• _Text extract_
[start]
I also explained the issue that Arkansas-based Centennial Bank was suing both Evander Kane and the Sharks. They claim that they owe over US$8M, containing principal, interest and bank costs after both Kane and the team stopped making payments in 2019. Until then, the Sharks had been deducting loan payments from the salary they would otherwise be paying him under the Evander Kane contract. This was Centennial Bank’s only source of repayment.
According to Centennial Bank’s case, the Sharks were anticipated to make continual regular monthly distributions to the bank by subtracting funds from Kane’s wages till the total owing was fully repaid. In its claim, Centennial insists that it was Evander Kane that had in fact got the Sharks to stop payments on the loan from the Evander Kane contract with the San Jose Sharks.
Before discussing the current twist in his bankruptcy, let’s go over a few basic details.
What Is a voluntary bankruptcy?
A voluntary bankruptcy in the US and in Canada is the same concept. The process is just a little different. In the United States, in a voluntary bankruptcy, the insolvent debtor brings a bankruptcy petition before the U.S. Bankruptcy Court to declare bankruptcy because they are insolvent and cannot afford to pay their debts in full as they come due.
In Canada, the reason for filing a voluntary bankruptcy is the same. The insolvent debtor meets with a licensed insolvency trustee and files an assignment in bankruptcy. The licensed insolvency trustee then administers the Canadian bankruptcy process under the Bankruptcy and Insolvency Act (Canada).
Evander Kane filed for voluntary bankruptcy, notwithstanding the Evander Kane contract pays him millions of dollars.
What Is an Involuntary Bankruptcy?
Involuntary bankruptcy is a legal action that creditors bring against an insolvent individual or company that will force the insolvent debtor right into bankruptcy. In Canada, the requirement to bring a Bankruptcy Application by any creditor, or group of creditors is to prove that:
- they are owed at least $1,000; and
- that the debtor has committed one or more acts of bankruptcy in the preceding 12 months.
If the Bankruptcy Application is successful, the Court will issue a Bankruptcy Order and the insolvent debtor will officially be bankrupt.
The Evander Kane contract
It has been reported that until now, Evander Kane has earned $52.9 million over his 11-year span in the NHL. In his bankruptcy declaration, Kane stated that in each of the last 3 years the San Jose Sharks Evander Kane contract paid him:
Year US$ wage
January 1 to December 31, 2018 $6,000,000.
January 1 to December 31, 2019 $7,000,000.
January 1 to December 31, 2020 $7,000,000.
The current Evander Kane contract was originally a seven-year contract. This is a seven-year, $49 million deal. The contract had a signing bonus of $12 million and an average annual salary of $7 million. His current season salary is said to be $3 million. Evander Kane becomes a free agent at the end of his current contract in 2025. All figures are in US dollars of course. Right now in the NHL’s 2020-21 season, Evander Kane is the Sharks’ second-leading scorer
That is unless the Evander Kane contract is repudiated by him through his bankruptcy. I highly doubt he would do that, but why would he even think of it you ask? Just to add more pressure, the San Jose Sharks inform bankruptcy court of potential contract termination. This is seen as just a technical move. They are advising the bankruptcy court that it is a possibility. I highly doubt there will be an Evander Kane contract termination in bankruptcy.
[end]
• _Data section_
[start]
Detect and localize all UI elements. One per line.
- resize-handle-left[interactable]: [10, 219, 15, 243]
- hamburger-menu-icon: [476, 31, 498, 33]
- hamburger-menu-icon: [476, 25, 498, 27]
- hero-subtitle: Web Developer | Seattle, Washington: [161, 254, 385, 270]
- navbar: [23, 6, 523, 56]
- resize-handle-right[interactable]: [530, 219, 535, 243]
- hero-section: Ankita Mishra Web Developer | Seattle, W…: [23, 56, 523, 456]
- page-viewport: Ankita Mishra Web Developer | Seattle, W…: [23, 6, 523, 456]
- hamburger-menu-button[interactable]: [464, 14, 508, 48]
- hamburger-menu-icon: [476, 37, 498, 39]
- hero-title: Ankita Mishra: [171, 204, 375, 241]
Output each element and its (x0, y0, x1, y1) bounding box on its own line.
[end]
[start]
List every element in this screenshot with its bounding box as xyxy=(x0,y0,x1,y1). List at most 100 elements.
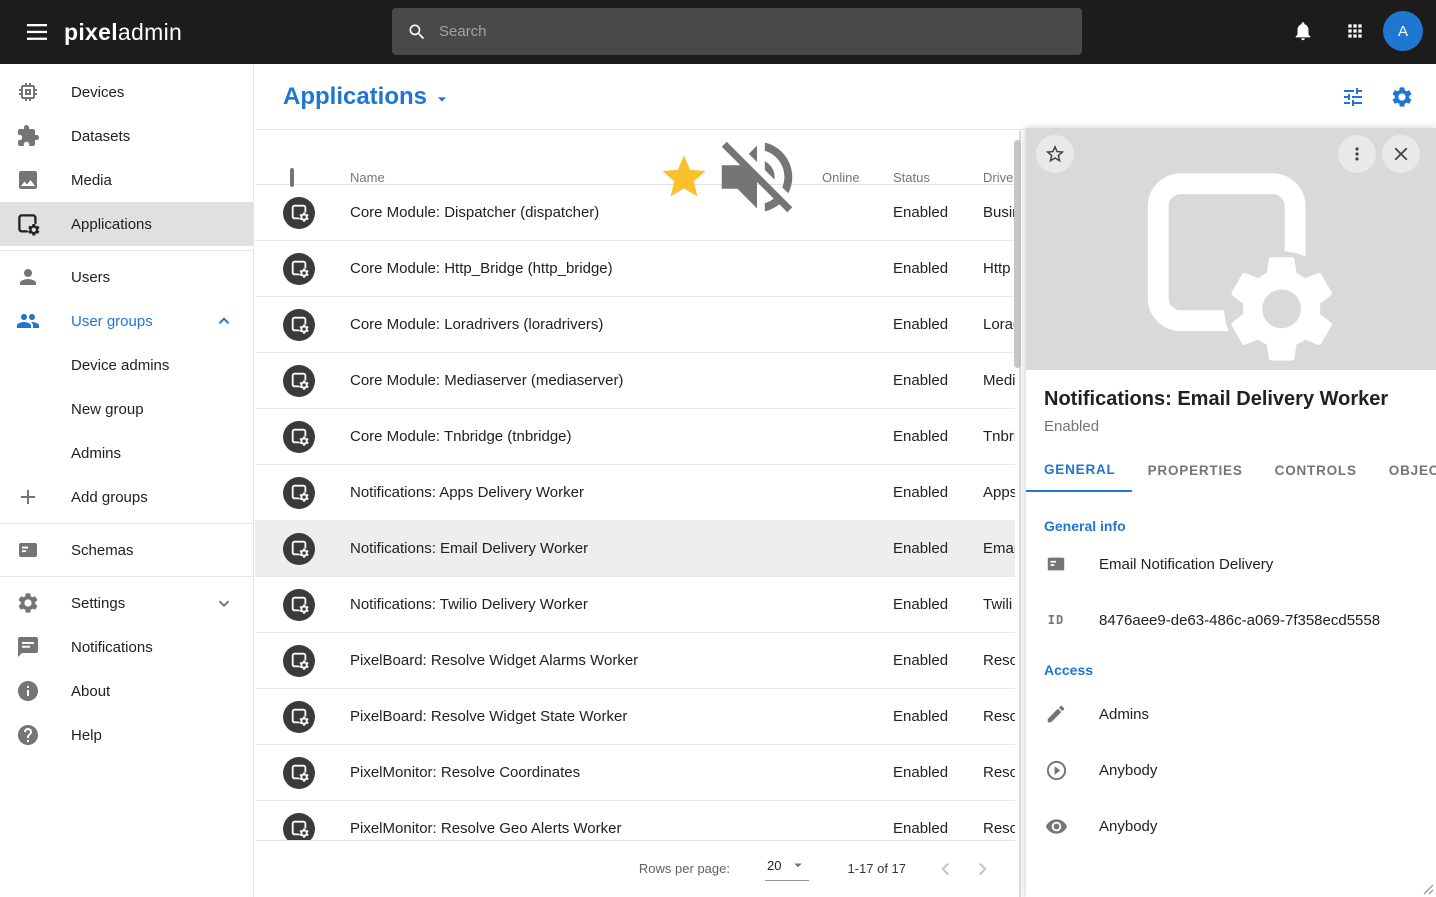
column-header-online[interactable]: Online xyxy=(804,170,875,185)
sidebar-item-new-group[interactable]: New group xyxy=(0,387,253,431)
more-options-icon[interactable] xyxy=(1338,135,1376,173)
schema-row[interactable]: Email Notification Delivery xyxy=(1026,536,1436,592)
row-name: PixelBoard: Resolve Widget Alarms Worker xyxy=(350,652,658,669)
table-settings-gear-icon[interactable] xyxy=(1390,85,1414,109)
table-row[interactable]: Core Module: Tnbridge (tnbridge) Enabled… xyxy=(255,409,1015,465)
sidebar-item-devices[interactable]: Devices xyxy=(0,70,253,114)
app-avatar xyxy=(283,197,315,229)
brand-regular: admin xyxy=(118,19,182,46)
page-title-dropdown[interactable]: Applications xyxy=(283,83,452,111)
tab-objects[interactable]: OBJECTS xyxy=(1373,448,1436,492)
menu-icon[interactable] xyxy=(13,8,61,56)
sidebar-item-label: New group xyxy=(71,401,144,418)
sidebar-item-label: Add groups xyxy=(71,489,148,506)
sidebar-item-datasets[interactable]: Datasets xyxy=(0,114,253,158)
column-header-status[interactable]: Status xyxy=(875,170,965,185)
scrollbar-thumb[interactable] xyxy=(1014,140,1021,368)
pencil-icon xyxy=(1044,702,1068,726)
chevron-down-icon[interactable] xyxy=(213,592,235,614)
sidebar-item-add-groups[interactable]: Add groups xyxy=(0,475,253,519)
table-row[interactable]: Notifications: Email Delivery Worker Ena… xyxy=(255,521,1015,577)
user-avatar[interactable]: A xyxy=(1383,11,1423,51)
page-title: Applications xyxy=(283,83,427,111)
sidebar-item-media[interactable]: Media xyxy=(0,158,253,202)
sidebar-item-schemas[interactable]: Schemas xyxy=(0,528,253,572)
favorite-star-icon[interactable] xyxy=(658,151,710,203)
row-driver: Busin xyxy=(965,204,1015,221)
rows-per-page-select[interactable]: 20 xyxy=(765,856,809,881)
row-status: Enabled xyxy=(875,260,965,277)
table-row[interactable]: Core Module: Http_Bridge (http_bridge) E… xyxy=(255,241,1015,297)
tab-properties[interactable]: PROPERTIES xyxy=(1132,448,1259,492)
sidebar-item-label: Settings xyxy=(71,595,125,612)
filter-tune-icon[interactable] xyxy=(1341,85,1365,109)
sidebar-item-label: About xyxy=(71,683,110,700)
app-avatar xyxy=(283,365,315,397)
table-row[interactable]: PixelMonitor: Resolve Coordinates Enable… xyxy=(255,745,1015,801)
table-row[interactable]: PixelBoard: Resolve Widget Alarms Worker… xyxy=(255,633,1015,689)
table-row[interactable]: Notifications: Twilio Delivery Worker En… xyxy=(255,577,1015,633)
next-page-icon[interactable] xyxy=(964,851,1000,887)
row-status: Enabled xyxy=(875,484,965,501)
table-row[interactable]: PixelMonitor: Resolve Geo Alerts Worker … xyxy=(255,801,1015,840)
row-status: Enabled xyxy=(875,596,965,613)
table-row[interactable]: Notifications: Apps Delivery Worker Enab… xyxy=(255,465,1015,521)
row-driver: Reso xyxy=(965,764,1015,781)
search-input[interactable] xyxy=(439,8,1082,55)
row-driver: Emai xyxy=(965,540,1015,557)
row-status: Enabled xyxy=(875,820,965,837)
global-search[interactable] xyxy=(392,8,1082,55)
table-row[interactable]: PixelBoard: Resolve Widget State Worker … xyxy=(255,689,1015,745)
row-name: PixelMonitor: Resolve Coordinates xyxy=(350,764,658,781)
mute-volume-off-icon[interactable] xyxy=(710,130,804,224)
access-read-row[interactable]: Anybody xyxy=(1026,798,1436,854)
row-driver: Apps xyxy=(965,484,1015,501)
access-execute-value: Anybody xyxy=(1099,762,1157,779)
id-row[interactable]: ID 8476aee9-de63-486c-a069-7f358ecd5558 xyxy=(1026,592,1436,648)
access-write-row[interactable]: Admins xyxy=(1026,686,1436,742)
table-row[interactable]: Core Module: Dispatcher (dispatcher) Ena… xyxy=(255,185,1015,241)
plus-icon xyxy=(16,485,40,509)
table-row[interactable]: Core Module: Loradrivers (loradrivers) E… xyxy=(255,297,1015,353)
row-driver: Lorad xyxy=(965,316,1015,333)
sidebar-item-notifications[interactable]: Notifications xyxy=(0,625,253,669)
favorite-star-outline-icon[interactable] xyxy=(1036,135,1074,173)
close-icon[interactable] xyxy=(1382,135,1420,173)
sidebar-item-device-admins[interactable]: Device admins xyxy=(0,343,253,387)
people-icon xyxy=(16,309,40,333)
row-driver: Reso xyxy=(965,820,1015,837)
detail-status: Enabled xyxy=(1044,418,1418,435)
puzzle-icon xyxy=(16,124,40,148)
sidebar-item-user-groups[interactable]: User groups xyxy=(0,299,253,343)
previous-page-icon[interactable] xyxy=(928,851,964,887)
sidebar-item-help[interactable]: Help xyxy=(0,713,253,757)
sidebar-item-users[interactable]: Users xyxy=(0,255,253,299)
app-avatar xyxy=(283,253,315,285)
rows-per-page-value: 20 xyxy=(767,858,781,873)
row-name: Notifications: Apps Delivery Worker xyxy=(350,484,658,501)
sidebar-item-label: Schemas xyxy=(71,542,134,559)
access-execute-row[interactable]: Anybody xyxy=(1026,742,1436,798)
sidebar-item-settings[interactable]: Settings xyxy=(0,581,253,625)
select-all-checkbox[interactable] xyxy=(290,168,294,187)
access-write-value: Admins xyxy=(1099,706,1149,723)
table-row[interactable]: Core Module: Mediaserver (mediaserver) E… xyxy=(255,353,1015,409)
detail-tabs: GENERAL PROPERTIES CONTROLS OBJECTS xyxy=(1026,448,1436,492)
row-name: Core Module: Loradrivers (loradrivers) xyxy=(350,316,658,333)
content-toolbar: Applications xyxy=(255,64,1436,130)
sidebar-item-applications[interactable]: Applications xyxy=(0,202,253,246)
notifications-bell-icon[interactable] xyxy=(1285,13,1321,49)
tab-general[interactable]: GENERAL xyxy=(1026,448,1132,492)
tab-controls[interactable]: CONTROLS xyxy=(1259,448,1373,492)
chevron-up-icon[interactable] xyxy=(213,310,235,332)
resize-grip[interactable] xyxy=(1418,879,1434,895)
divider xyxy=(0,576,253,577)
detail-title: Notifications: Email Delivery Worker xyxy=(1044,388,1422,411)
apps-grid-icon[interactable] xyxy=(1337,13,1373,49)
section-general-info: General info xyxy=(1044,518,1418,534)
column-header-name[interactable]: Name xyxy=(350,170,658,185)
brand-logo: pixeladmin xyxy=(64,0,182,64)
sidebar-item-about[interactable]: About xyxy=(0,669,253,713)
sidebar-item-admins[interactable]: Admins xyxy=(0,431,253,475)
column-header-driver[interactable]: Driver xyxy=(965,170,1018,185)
[end]
[start]
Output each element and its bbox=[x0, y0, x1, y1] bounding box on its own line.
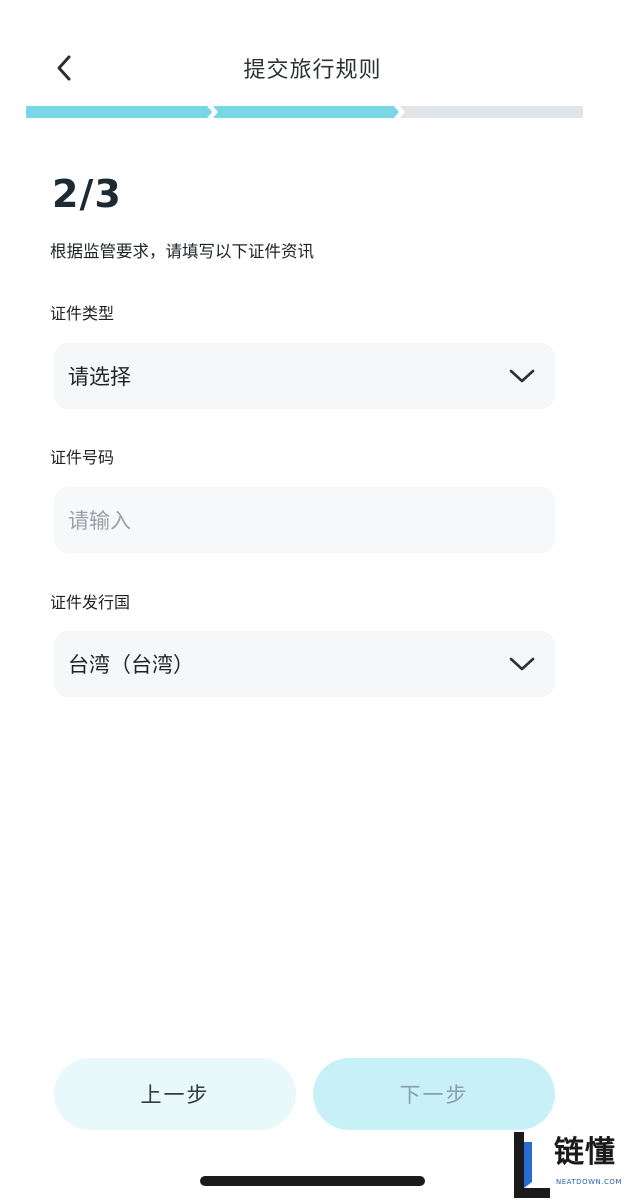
[end]
• _The tasks_
1. In the Evander Kane bankruptcy text, copy the part starting with "A voluntary bankruptcy in" and going on through "an Involuntary Bankruptcy?", and change "licensed insolvency trustee" to "bankruptcy trustee" wherever it occurs there.
2. Turn the paragraph in the Evander Kane bankruptcy text that begins "The current Evander Kane contract was originally" into a short bulleted list that keeps its main facts.
3. According to the Evander Kane bankruptcy text, which bank is suing both Kane and the Sharks?
You can complete this work without the records.

• _Answers to the problems_
1.
A voluntary bankruptcy in the US and in Canada is the same concept. The process is just a little different. In the United States, in a voluntary bankruptcy, the insolvent debtor brings a bankruptcy petition before the U.S. Bankruptcy Court to declare bankruptcy because they are insolvent and cannot afford to pay their debts in full as they come due.
In Canada, the reason for filing a voluntary bankruptcy is the same. The insolvent debtor meets with a bankruptcy trustee and files an assignment in bankruptcy. The bankruptcy trustee then administers the Canadian bankruptcy process under the Bankruptcy and Insolvency Act (Canada).
Evander Kane filed for voluntary bankruptcy, notwithstanding the Evander Kane contract pays him millions of dollars.
What Is an Involuntary Bankruptcy?

2.
- Originally a seven-year, $49 million deal
- $12 million signing bonus and an average annual salary of $7 million
- Current season salary reportedly $3 million
- Kane becomes a free agent when the contract ends in 2025
- All figures are in US dollars
- In the NHL's 2020-21 season, Kane is the Sharks' second-leading scorer

3. Arkansas-based Centennial Bank.